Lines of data
----------------------------------------

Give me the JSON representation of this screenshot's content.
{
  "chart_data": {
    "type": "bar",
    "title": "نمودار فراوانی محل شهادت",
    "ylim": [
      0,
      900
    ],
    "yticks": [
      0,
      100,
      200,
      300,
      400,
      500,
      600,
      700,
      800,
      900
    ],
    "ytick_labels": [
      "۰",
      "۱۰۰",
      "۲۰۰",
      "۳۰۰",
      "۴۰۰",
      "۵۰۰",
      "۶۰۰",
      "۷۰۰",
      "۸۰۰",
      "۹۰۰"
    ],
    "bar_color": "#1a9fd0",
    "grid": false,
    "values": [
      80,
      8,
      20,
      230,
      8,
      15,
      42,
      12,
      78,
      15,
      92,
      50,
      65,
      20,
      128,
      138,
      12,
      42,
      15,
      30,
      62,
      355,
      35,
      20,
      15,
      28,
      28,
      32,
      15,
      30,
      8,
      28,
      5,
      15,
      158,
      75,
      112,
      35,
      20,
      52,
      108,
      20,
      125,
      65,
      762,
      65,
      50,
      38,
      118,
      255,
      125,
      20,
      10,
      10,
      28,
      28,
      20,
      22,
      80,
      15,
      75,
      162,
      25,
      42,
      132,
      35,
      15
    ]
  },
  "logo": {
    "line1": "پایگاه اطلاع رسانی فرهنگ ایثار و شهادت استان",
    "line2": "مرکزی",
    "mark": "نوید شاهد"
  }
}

----------------------------------------

Exercise
In the records above, how many lines contain the string "شهادت"? State that number only.

Solution to this task
2